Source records

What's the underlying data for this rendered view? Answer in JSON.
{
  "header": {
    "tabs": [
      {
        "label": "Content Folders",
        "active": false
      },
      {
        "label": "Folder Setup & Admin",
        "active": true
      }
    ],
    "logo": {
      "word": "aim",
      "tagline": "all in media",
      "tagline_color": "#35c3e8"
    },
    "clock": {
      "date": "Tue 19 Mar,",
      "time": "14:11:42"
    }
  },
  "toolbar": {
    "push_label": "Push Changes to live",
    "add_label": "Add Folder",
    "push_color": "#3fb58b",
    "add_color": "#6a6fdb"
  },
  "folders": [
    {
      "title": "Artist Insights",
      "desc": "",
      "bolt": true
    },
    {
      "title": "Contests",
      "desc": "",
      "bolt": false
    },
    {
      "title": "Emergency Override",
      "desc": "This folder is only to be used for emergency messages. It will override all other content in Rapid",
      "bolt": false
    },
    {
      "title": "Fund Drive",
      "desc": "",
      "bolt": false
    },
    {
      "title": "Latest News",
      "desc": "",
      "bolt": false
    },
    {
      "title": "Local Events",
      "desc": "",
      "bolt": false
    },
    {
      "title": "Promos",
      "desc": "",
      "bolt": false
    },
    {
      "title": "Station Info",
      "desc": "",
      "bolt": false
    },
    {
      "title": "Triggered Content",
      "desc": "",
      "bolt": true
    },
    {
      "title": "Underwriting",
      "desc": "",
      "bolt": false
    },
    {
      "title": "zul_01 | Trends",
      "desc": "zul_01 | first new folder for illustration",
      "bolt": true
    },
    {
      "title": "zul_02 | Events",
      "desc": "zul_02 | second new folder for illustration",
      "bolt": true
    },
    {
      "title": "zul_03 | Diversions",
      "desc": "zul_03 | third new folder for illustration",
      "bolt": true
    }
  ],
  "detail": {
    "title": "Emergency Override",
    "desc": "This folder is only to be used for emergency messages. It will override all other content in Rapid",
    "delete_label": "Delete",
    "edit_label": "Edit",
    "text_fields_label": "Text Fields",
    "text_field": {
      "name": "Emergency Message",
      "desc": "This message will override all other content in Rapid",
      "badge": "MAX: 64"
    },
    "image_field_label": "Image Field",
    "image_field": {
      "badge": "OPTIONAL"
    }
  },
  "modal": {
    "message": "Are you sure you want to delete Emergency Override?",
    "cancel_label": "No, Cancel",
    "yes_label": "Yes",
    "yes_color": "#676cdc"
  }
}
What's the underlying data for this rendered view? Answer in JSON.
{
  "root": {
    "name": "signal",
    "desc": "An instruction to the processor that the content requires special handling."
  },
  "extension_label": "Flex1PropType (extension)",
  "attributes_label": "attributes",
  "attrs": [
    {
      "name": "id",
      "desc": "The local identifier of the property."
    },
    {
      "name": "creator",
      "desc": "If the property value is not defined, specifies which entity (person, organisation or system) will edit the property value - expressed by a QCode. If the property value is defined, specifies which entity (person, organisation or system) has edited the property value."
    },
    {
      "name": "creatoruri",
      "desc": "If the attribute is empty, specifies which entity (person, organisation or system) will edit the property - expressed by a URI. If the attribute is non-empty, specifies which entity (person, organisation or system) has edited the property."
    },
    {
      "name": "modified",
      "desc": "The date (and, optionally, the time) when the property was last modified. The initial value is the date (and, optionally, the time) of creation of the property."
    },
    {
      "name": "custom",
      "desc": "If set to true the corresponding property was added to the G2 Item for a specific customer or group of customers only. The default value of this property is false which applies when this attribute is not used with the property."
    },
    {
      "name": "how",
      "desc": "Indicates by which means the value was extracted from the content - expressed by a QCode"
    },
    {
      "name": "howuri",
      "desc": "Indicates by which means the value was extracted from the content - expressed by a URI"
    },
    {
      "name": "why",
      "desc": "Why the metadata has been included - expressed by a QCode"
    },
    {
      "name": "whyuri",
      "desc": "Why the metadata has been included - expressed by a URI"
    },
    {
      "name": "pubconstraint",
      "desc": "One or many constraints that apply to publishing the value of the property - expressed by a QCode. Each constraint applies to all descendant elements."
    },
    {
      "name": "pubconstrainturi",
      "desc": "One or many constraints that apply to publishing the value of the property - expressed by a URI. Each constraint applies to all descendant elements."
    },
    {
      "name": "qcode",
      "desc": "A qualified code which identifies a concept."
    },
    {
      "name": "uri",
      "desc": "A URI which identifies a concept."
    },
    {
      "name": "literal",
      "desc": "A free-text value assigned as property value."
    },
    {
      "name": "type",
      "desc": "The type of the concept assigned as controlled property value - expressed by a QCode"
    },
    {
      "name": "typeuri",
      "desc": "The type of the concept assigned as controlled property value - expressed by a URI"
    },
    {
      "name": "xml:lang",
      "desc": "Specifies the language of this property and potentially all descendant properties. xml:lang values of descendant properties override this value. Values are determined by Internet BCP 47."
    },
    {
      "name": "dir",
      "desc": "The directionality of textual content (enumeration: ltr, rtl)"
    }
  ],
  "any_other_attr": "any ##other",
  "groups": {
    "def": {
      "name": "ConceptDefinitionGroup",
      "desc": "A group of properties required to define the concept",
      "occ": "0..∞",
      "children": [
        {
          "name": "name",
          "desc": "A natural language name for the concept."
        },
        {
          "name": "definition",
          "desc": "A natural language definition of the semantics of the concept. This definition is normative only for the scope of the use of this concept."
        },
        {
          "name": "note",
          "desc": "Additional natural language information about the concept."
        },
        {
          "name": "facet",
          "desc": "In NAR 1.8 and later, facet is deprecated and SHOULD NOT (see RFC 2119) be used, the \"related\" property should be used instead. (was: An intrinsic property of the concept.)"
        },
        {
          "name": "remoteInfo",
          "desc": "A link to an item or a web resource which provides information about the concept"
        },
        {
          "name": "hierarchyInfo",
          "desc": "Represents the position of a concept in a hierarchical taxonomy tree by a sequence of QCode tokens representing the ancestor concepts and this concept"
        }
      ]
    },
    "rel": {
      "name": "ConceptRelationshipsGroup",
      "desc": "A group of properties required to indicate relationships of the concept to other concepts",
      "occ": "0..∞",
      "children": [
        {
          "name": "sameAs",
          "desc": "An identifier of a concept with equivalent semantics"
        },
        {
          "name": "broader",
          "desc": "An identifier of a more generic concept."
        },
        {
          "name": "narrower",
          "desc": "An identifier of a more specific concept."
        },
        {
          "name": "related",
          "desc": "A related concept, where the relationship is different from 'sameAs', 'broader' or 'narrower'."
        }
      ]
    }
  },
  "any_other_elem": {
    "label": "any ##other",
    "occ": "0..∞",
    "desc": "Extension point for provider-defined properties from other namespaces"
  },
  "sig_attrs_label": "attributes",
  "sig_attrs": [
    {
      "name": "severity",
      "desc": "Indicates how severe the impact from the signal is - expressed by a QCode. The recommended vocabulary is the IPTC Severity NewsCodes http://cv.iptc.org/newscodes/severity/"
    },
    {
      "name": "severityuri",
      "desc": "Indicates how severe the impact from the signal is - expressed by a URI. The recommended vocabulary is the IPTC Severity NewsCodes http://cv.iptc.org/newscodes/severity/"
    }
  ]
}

• _WHAT TO WORK ON_
Provide only the number of lines in the records containing the string "broader".

• _SOLUTION TO THIS PROBLEM_
2